* BEGIN Extracted records *

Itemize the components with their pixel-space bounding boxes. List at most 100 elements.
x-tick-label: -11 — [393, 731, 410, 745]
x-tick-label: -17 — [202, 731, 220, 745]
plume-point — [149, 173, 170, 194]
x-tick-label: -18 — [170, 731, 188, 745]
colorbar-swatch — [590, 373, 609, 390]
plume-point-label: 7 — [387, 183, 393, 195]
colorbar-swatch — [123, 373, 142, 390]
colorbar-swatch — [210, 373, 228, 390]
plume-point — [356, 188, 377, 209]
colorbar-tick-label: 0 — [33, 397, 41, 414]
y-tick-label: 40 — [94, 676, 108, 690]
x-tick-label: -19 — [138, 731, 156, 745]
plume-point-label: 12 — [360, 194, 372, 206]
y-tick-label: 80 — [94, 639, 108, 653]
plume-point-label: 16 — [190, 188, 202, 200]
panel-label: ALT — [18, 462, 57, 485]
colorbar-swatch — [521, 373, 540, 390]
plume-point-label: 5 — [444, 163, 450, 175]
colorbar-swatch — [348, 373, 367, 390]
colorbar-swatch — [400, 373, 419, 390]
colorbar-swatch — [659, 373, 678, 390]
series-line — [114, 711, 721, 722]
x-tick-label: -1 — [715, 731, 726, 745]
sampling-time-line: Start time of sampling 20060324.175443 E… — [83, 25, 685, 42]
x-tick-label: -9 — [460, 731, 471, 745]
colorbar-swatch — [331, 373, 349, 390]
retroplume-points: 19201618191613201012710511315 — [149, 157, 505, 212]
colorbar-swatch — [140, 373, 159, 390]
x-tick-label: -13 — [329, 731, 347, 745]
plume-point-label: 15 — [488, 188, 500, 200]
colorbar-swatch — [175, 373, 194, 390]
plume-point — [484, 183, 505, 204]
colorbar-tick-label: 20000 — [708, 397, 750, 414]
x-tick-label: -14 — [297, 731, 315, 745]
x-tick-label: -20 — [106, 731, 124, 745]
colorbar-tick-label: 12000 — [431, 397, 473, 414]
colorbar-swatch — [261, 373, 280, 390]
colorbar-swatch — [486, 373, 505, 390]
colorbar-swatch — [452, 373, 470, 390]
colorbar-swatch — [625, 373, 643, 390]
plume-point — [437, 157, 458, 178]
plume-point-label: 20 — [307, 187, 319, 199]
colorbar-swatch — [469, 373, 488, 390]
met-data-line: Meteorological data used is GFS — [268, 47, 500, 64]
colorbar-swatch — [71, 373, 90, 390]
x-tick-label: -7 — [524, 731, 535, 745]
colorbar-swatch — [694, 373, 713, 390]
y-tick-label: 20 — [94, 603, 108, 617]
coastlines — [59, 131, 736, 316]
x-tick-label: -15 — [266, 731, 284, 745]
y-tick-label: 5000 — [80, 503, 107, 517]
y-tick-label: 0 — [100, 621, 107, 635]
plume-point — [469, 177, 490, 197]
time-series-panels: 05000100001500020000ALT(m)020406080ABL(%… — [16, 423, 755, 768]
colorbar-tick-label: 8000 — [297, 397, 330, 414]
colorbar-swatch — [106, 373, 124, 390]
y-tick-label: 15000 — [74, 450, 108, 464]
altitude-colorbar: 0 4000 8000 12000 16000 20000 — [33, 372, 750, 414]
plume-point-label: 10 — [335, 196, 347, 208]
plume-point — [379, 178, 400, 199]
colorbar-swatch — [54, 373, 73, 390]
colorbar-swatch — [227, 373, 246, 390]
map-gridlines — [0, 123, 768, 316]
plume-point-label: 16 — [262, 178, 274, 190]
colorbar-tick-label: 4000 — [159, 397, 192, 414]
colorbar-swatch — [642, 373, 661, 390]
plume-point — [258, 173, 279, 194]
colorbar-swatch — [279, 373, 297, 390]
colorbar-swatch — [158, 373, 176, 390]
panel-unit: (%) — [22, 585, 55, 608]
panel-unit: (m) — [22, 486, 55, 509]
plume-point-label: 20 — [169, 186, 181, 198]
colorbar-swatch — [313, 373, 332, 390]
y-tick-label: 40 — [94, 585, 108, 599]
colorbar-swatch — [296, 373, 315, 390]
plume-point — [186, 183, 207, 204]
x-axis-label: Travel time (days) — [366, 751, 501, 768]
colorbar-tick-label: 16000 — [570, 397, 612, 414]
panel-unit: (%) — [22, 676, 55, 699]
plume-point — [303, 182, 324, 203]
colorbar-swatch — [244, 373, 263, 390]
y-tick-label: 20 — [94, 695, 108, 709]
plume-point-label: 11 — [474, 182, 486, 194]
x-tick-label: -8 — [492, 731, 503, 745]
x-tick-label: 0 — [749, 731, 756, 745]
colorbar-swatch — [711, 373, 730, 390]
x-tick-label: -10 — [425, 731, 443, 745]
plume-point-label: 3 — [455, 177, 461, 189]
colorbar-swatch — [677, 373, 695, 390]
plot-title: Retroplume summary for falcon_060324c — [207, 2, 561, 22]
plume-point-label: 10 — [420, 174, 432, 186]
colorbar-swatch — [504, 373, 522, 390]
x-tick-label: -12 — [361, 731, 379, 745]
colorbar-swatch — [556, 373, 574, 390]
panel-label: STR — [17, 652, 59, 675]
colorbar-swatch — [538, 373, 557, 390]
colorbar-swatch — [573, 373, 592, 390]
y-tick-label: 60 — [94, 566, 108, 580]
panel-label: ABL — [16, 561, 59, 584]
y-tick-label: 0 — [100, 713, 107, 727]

* END Extracted records *

**Set exercise:** Give the rows above again, substituting "legend-swatch" for every "colorbar-swatch" and leaving everything else unchanged.

**Full solution:**
Itemize the components with their pixel-space bounding boxes. List at most 100 elements.
x-tick-label: -11 — [393, 731, 410, 745]
x-tick-label: -17 — [202, 731, 220, 745]
plume-point — [149, 173, 170, 194]
x-tick-label: -18 — [170, 731, 188, 745]
legend-swatch — [590, 373, 609, 390]
plume-point-label: 7 — [387, 183, 393, 195]
legend-swatch — [123, 373, 142, 390]
legend-swatch — [210, 373, 228, 390]
plume-point — [356, 188, 377, 209]
colorbar-tick-label: 0 — [33, 397, 41, 414]
y-tick-label: 40 — [94, 676, 108, 690]
x-tick-label: -19 — [138, 731, 156, 745]
plume-point-label: 12 — [360, 194, 372, 206]
y-tick-label: 80 — [94, 639, 108, 653]
plume-point-label: 16 — [190, 188, 202, 200]
panel-label: ALT — [18, 462, 57, 485]
legend-swatch — [521, 373, 540, 390]
plume-point-label: 5 — [444, 163, 450, 175]
legend-swatch — [348, 373, 367, 390]
legend-swatch — [400, 373, 419, 390]
legend-swatch — [659, 373, 678, 390]
series-line — [114, 711, 721, 722]
x-tick-label: -1 — [715, 731, 726, 745]
sampling-time-line: Start time of sampling 20060324.175443 E… — [83, 25, 685, 42]
x-tick-label: -9 — [460, 731, 471, 745]
legend-swatch — [331, 373, 349, 390]
retroplume-points: 19201618191613201012710511315 — [149, 157, 505, 212]
legend-swatch — [140, 373, 159, 390]
x-tick-label: -13 — [329, 731, 347, 745]
plume-point-label: 15 — [488, 188, 500, 200]
legend-swatch — [175, 373, 194, 390]
plume-point — [484, 183, 505, 204]
colorbar-tick-label: 20000 — [708, 397, 750, 414]
x-tick-label: -14 — [297, 731, 315, 745]
x-tick-label: -20 — [106, 731, 124, 745]
colorbar-tick-label: 12000 — [431, 397, 473, 414]
legend-swatch — [261, 373, 280, 390]
legend-swatch — [486, 373, 505, 390]
legend-swatch — [452, 373, 470, 390]
legend-swatch — [625, 373, 643, 390]
plume-point — [437, 157, 458, 178]
plume-point-label: 20 — [307, 187, 319, 199]
legend-swatch — [469, 373, 488, 390]
met-data-line: Meteorological data used is GFS — [268, 47, 500, 64]
legend-swatch — [71, 373, 90, 390]
x-tick-label: -7 — [524, 731, 535, 745]
legend-swatch — [694, 373, 713, 390]
y-tick-label: 20 — [94, 603, 108, 617]
coastlines — [59, 131, 736, 316]
x-tick-label: -15 — [266, 731, 284, 745]
y-tick-label: 5000 — [80, 503, 107, 517]
y-tick-label: 0 — [100, 621, 107, 635]
plume-point — [469, 177, 490, 197]
time-series-panels: 05000100001500020000ALT(m)020406080ABL(%… — [16, 423, 755, 768]
colorbar-tick-label: 8000 — [297, 397, 330, 414]
legend-swatch — [106, 373, 124, 390]
y-tick-label: 15000 — [74, 450, 108, 464]
altitude-colorbar: 0 4000 8000 12000 16000 20000 — [33, 372, 750, 414]
plume-point-label: 10 — [335, 196, 347, 208]
plume-point — [379, 178, 400, 199]
legend-swatch — [54, 373, 73, 390]
legend-swatch — [227, 373, 246, 390]
map-gridlines — [0, 123, 768, 316]
plume-point-label: 16 — [262, 178, 274, 190]
colorbar-tick-label: 4000 — [159, 397, 192, 414]
legend-swatch — [642, 373, 661, 390]
plume-point — [258, 173, 279, 194]
legend-swatch — [279, 373, 297, 390]
legend-swatch — [158, 373, 176, 390]
panel-unit: (%) — [22, 585, 55, 608]
panel-unit: (m) — [22, 486, 55, 509]
plume-point-label: 20 — [169, 186, 181, 198]
legend-swatch — [313, 373, 332, 390]
y-tick-label: 40 — [94, 585, 108, 599]
legend-swatch — [296, 373, 315, 390]
plume-point — [186, 183, 207, 204]
x-axis-label: Travel time (days) — [366, 751, 501, 768]
colorbar-tick-label: 16000 — [570, 397, 612, 414]
panel-unit: (%) — [22, 676, 55, 699]
plume-point — [303, 182, 324, 203]
legend-swatch — [244, 373, 263, 390]
y-tick-label: 20 — [94, 695, 108, 709]
plume-point-label: 11 — [474, 182, 486, 194]
x-tick-label: -8 — [492, 731, 503, 745]
x-tick-label: 0 — [749, 731, 756, 745]
legend-swatch — [711, 373, 730, 390]
x-tick-label: -10 — [425, 731, 443, 745]
plume-point-label: 3 — [455, 177, 461, 189]
legend-swatch — [677, 373, 695, 390]
plot-title: Retroplume summary for falcon_060324c — [207, 2, 561, 22]
plume-point-label: 10 — [420, 174, 432, 186]
legend-swatch — [504, 373, 522, 390]
x-tick-label: -12 — [361, 731, 379, 745]
legend-swatch — [556, 373, 574, 390]
panel-label: STR — [17, 652, 59, 675]
legend-swatch — [538, 373, 557, 390]
legend-swatch — [573, 373, 592, 390]
y-tick-label: 60 — [94, 566, 108, 580]
panel-label: ABL — [16, 561, 59, 584]
y-tick-label: 0 — [100, 713, 107, 727]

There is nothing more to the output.